§ **Given instruction**: Turn the material from its first line through the line containing "keymap-item[interactable]: Swedish —" into a JSON list of strings, one string per line, omitting blank lines and including nothing past that line.

§ **Exercise input**:
○ ○ ○ ○ ○ ○ ○

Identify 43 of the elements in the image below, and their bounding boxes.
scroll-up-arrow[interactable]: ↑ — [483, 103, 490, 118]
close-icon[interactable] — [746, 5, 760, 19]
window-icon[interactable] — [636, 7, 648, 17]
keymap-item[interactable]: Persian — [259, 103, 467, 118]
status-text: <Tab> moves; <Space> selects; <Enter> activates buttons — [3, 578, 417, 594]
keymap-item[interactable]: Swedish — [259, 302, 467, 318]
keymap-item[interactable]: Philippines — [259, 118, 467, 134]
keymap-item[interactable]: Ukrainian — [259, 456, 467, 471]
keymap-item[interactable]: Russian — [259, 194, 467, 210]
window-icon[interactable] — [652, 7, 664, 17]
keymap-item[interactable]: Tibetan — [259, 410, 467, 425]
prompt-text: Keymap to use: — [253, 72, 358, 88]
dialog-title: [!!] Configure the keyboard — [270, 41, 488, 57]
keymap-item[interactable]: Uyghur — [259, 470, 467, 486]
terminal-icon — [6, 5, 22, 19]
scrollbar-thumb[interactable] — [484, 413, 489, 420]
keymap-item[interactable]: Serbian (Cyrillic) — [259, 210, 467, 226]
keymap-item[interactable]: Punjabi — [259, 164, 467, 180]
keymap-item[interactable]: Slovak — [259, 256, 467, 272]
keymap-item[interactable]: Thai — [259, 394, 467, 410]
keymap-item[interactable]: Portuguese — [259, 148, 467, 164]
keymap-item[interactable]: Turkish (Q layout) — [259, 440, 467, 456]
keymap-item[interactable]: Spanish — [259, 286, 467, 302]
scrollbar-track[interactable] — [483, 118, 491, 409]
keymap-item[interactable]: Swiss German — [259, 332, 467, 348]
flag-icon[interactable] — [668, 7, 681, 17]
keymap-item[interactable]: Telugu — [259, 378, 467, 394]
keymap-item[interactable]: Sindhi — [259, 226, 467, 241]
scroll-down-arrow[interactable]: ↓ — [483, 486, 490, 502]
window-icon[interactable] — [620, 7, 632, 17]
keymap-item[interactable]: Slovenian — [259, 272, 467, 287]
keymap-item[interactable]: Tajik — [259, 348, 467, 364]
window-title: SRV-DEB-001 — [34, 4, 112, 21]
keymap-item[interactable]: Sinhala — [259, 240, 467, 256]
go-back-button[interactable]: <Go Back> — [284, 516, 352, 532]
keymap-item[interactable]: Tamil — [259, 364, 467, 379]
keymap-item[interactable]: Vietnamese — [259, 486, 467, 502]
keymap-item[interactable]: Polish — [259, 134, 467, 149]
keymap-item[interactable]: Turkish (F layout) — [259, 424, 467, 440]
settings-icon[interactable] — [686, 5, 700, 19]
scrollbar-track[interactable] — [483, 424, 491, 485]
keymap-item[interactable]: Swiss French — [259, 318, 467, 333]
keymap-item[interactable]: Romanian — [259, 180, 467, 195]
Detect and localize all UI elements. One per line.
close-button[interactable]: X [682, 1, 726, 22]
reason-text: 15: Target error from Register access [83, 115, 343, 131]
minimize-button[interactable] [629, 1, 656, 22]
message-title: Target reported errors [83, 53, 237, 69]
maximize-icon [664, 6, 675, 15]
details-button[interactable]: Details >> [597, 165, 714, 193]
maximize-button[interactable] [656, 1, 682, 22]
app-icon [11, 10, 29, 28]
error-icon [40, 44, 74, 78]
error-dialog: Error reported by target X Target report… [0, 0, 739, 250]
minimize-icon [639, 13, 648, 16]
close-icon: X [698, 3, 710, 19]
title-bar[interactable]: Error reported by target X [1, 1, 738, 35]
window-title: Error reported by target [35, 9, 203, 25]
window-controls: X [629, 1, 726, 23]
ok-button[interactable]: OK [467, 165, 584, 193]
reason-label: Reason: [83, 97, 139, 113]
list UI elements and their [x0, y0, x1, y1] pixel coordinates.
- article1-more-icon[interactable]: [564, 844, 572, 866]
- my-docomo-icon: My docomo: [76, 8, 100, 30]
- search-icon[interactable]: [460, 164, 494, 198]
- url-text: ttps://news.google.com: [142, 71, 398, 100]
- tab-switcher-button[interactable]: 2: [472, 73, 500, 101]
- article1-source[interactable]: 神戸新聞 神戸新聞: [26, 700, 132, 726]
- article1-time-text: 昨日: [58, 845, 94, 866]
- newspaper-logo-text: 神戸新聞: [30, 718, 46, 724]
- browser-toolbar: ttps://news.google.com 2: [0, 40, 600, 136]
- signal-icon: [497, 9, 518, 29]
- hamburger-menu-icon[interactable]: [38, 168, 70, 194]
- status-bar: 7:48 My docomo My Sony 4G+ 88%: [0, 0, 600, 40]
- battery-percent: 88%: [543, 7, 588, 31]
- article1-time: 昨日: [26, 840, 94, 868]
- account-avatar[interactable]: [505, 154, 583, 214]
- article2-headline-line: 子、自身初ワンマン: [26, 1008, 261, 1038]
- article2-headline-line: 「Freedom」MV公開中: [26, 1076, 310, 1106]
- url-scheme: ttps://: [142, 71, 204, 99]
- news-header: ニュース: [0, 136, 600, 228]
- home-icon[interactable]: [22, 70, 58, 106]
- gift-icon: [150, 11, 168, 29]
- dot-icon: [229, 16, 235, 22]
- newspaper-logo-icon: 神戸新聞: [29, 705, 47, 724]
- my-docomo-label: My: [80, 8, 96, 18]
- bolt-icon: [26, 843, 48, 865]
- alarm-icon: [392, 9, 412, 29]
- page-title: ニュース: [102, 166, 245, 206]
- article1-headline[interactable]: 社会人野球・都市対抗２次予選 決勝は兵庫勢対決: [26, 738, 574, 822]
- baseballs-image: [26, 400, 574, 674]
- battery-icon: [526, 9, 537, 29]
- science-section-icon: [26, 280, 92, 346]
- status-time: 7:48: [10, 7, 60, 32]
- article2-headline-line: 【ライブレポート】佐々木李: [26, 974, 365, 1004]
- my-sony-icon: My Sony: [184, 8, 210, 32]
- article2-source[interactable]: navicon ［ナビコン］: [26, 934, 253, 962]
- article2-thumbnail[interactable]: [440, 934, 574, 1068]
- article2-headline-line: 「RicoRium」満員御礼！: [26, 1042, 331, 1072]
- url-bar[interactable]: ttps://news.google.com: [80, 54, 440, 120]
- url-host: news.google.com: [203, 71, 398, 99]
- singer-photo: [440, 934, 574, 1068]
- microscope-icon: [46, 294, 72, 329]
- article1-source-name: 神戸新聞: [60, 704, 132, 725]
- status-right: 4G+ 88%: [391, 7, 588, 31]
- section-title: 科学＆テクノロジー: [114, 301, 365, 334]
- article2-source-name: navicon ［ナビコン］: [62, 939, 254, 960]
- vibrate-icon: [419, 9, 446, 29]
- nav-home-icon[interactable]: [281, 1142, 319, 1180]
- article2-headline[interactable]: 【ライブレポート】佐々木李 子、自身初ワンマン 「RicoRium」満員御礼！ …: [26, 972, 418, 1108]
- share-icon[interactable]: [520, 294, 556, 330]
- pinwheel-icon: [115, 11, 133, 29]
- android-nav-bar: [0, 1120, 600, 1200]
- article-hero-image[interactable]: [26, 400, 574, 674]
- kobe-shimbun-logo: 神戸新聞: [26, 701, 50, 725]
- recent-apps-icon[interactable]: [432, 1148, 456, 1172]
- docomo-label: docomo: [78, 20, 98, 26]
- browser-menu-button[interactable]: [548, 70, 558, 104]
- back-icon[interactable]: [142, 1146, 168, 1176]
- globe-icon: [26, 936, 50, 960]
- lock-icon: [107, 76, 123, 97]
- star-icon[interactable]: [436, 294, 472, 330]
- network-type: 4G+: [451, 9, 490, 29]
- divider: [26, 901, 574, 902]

○ ○ ○ ○ ○ ○ ○

§ **Exercise solution**:
[
  "Identify 43 of the elements in the image below, and their bounding boxes.",
  "scroll-up-arrow[interactable]: ↑ — [483, 103, 490, 118]",
  "close-icon[interactable] — [746, 5, 760, 19]",
  "window-icon[interactable] — [636, 7, 648, 17]",
  "keymap-item[interactable]: Persian — [259, 103, 467, 118]",
  "status-text: <Tab> moves; <Space> selects; <Enter> activates buttons — [3, 578, 417, 594]",
  "keymap-item[interactable]: Swedish — [259, 302, 467, 318]"
]